EXERCISE OBJECTIVE:
Answer with one number only: the number of lines that include the word "Extraction".

** START INPUT FOR THIS TASK **

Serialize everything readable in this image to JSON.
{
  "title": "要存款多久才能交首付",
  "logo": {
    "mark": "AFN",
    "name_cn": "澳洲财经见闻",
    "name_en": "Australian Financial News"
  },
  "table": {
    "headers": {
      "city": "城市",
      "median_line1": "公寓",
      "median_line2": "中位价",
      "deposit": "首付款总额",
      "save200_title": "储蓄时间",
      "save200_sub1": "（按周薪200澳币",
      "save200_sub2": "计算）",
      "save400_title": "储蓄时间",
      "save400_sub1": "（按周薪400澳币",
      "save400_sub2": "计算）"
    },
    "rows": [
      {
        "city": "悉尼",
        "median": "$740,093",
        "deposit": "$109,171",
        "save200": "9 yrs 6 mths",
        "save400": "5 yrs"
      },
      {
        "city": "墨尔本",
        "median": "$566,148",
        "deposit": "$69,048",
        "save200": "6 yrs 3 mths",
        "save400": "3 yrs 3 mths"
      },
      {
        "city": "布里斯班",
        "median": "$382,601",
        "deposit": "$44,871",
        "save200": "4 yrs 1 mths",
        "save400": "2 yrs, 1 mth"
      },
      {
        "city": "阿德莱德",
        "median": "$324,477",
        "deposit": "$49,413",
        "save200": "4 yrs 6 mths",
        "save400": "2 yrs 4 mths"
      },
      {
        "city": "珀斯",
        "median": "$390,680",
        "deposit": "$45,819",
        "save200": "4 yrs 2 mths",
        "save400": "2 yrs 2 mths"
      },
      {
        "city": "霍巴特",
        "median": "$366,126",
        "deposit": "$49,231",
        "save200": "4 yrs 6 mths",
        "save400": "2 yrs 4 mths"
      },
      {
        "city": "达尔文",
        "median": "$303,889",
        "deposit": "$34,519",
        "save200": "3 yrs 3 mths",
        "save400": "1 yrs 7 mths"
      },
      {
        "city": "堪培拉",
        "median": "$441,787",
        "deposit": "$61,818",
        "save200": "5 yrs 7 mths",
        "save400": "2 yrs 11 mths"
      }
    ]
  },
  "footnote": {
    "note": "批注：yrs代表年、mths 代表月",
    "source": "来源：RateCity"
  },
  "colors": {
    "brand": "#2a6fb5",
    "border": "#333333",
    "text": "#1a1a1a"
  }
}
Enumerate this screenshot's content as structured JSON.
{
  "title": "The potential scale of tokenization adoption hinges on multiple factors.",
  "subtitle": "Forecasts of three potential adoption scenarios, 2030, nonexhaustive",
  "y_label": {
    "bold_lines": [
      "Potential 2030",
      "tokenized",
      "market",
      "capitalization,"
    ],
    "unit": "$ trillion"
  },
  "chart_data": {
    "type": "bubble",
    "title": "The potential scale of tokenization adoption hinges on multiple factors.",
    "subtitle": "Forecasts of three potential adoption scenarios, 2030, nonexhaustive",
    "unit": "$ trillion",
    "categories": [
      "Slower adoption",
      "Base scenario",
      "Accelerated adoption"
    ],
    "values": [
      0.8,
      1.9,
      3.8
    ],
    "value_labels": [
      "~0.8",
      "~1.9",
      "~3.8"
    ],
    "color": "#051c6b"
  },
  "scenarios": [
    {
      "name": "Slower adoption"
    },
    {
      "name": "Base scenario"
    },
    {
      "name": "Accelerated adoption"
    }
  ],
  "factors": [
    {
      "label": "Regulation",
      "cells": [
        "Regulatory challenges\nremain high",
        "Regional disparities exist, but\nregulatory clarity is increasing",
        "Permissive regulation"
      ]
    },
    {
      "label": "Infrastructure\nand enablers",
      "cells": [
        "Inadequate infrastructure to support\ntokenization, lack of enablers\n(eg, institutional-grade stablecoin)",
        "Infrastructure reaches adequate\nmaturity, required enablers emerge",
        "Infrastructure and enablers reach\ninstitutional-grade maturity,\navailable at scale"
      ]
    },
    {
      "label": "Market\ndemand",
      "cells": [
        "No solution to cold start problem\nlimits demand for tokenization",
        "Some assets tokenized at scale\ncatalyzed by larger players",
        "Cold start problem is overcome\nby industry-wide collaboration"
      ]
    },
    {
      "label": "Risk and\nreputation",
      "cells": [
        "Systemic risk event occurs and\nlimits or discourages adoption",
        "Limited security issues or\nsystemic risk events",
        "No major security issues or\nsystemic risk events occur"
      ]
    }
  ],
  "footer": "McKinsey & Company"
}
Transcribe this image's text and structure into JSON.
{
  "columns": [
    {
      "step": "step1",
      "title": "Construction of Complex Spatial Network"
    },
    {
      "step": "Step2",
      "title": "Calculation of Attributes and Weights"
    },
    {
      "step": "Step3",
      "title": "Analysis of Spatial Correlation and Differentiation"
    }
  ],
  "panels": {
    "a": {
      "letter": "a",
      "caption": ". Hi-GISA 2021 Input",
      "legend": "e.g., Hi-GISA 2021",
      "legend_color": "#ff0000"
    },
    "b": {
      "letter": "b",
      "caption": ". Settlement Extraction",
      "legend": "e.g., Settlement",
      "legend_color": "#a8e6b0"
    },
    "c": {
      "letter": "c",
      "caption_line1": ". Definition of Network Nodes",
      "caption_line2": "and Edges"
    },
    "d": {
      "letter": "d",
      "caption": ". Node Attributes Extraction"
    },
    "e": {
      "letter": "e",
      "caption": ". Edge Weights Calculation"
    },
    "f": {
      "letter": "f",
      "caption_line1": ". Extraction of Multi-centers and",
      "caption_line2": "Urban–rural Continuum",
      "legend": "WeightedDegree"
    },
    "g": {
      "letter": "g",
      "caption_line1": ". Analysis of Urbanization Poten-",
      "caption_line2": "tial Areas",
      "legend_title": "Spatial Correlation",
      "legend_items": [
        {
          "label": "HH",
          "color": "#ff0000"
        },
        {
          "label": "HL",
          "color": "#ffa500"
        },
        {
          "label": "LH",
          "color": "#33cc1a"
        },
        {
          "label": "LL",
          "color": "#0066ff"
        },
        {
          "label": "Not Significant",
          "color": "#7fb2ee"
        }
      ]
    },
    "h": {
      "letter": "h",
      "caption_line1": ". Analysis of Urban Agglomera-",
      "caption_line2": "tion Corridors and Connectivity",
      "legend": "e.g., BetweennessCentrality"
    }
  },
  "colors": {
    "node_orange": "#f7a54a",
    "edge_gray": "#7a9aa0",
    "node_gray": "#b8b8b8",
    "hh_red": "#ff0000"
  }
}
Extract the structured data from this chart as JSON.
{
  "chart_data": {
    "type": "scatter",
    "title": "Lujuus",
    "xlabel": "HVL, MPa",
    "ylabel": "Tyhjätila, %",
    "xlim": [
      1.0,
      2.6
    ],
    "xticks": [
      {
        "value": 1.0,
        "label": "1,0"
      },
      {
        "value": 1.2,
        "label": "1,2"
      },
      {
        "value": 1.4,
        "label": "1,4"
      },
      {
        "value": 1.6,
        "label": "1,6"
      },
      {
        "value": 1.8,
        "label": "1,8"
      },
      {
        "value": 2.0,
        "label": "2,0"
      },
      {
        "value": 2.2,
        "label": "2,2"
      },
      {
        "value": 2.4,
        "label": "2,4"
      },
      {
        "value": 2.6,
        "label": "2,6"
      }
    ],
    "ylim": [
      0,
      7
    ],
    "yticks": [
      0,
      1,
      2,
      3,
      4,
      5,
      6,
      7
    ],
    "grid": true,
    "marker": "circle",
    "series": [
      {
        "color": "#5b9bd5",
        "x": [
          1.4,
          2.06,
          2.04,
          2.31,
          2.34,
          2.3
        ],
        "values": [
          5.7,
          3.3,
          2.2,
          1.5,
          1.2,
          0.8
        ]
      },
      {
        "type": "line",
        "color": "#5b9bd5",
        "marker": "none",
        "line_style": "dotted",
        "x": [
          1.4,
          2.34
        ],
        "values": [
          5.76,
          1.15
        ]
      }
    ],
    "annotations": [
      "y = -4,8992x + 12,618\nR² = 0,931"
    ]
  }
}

** END INPUT FOR THIS TASK **

EXPECTED ANSWER:
3